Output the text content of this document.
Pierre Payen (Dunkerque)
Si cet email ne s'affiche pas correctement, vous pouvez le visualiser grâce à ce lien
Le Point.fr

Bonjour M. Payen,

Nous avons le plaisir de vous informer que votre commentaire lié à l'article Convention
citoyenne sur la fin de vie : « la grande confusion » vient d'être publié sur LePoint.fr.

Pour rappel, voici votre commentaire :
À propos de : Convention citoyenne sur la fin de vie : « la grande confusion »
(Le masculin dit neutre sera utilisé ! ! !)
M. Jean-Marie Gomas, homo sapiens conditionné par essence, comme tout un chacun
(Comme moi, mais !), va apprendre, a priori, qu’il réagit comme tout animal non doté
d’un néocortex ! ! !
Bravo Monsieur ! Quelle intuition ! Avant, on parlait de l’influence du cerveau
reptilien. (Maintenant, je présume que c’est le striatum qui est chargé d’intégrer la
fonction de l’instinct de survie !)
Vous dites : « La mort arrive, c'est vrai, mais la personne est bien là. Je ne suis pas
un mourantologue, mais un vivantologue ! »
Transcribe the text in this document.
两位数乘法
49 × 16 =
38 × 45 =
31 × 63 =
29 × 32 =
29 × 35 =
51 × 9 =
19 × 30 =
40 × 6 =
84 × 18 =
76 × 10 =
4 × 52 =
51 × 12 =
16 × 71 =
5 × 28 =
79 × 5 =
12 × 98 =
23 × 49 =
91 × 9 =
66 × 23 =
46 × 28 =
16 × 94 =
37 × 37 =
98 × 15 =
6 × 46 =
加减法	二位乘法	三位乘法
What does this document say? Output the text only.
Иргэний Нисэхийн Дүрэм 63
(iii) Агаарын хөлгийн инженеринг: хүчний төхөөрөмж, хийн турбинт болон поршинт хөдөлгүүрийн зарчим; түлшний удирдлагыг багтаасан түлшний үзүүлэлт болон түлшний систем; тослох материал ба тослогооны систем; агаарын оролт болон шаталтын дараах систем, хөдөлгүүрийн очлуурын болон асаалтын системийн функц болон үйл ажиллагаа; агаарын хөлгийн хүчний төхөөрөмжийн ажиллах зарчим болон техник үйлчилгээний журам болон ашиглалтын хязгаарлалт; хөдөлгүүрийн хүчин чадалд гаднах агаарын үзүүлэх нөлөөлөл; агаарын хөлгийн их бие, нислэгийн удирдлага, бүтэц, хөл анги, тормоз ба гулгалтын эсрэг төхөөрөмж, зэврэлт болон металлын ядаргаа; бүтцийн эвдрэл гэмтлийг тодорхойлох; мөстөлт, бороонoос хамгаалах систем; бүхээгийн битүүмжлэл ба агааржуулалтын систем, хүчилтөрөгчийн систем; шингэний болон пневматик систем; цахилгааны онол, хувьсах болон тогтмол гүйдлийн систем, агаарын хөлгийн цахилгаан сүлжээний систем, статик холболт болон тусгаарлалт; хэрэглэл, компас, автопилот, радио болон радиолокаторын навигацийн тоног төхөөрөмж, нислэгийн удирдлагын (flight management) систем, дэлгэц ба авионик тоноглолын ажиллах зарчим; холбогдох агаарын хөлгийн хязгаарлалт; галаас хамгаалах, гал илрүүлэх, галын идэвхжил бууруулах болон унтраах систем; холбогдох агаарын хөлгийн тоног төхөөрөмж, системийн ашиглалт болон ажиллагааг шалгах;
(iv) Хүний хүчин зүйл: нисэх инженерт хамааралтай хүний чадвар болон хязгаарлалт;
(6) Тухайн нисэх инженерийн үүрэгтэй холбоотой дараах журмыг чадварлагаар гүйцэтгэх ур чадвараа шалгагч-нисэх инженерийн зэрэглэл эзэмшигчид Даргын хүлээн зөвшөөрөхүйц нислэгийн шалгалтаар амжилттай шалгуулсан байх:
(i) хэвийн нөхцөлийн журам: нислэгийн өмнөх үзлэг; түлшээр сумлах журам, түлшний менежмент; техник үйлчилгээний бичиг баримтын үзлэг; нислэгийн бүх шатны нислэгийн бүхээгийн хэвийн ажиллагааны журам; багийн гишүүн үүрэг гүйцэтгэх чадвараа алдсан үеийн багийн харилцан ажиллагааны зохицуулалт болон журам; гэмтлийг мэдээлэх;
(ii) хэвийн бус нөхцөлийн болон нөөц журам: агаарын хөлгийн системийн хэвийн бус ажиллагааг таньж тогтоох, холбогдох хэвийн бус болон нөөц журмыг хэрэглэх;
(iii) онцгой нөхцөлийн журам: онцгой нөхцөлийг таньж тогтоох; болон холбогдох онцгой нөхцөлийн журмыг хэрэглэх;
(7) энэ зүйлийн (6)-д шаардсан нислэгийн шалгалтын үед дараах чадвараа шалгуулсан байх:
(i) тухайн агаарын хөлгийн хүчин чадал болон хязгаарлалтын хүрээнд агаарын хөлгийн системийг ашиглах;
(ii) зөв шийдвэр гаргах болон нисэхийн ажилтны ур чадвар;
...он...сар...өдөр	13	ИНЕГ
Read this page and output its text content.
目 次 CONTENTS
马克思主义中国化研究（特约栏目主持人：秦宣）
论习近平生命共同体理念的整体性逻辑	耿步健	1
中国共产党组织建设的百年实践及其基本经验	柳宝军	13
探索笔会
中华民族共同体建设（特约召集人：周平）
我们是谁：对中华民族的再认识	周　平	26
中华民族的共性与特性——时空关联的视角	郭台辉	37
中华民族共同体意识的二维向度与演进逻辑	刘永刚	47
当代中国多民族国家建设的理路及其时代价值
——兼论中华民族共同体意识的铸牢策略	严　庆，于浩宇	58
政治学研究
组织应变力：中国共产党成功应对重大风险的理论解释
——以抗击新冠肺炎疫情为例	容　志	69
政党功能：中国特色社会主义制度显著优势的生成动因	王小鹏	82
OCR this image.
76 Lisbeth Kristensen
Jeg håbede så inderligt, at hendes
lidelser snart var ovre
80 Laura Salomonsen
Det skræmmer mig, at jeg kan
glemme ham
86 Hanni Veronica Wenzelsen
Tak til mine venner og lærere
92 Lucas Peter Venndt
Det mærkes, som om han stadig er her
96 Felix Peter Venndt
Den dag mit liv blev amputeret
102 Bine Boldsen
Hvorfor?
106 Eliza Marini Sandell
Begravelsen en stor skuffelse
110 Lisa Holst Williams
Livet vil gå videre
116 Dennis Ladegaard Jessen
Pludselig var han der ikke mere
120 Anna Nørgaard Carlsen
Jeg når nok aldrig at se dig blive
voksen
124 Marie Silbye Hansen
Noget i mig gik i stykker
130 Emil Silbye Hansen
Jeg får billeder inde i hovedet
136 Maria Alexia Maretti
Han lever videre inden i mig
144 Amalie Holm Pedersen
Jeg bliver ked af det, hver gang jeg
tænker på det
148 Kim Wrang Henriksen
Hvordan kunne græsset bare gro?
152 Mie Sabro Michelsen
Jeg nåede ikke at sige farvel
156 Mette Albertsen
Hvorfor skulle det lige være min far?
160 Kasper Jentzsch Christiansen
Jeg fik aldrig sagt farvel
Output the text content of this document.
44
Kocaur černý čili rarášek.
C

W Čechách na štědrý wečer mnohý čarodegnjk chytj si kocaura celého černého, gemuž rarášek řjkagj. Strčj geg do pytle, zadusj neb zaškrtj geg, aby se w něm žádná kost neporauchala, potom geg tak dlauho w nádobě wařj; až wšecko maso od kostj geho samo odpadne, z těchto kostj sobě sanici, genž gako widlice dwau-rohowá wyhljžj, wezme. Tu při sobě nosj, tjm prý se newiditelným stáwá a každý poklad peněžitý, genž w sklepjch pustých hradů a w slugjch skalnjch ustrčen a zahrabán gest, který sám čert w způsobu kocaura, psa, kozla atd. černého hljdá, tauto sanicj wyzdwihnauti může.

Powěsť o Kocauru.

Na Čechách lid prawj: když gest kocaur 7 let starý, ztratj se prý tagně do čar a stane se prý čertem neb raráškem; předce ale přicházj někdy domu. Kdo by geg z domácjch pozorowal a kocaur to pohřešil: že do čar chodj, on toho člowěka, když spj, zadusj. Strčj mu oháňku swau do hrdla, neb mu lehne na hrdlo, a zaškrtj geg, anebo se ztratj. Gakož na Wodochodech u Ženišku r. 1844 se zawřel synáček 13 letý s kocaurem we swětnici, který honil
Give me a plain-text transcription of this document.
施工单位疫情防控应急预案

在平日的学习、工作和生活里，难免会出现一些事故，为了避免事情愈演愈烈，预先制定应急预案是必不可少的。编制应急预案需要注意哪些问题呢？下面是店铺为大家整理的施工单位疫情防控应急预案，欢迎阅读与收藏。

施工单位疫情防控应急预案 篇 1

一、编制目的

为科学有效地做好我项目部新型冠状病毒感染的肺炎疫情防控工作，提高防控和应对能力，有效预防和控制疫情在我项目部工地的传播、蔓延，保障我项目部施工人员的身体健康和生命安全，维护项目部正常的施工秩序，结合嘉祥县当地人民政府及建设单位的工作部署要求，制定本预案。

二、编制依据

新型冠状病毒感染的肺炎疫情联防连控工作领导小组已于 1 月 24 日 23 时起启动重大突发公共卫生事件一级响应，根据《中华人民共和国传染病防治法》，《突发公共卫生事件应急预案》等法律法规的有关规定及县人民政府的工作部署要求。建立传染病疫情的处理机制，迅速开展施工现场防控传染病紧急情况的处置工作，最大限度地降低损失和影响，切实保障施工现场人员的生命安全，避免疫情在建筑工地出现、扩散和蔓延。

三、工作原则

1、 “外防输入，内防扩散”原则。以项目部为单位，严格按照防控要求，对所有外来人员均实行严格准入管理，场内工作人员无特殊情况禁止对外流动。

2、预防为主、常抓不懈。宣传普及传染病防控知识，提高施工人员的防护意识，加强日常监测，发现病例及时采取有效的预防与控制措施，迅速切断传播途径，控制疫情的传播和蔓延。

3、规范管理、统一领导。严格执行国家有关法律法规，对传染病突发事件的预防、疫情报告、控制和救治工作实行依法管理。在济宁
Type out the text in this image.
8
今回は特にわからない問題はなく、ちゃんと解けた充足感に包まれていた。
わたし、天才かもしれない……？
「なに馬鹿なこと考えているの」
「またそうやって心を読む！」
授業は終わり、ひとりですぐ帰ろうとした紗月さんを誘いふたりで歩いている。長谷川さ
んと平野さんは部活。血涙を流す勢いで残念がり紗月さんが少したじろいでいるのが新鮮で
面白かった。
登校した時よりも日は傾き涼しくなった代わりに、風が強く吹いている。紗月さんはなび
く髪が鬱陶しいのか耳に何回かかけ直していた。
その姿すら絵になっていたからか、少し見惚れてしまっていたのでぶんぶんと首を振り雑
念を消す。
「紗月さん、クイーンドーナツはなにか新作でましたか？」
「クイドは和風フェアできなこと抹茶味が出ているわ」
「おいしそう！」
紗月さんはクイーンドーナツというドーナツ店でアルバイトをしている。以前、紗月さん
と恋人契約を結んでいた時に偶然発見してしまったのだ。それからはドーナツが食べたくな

****************************************

Find the line with "Type out the text in this image." in the listing above, then write out that line and each remaining line exactly, with no other text.

The reply »
Type out the text in this image.
8
今回は特にわからない問題はなく、ちゃんと解けた充足感に包まれていた。
わたし、天才かもしれない……？
「なに馬鹿なこと考えているの」
「またそうやって心を読む！」
授業は終わり、ひとりですぐ帰ろうとした紗月さんを誘いふたりで歩いている。長谷川さ
んと平野さんは部活。血涙を流す勢いで残念がり紗月さんが少したじろいでいるのが新鮮で
面白かった。
登校した時よりも日は傾き涼しくなった代わりに、風が強く吹いている。紗月さんはなび
く髪が鬱陶しいのか耳に何回かかけ直していた。
その姿すら絵になっていたからか、少し見惚れてしまっていたのでぶんぶんと首を振り雑
念を消す。
「紗月さん、クイーンドーナツはなにか新作でましたか？」
「クイドは和風フェアできなこと抹茶味が出ているわ」
「おいしそう！」
紗月さんはクイーンドーナツというドーナツ店でアルバイトをしている。以前、紗月さん
と恋人契約を結んでいた時に偶然発見してしまったのだ。それからはドーナツが食べたくな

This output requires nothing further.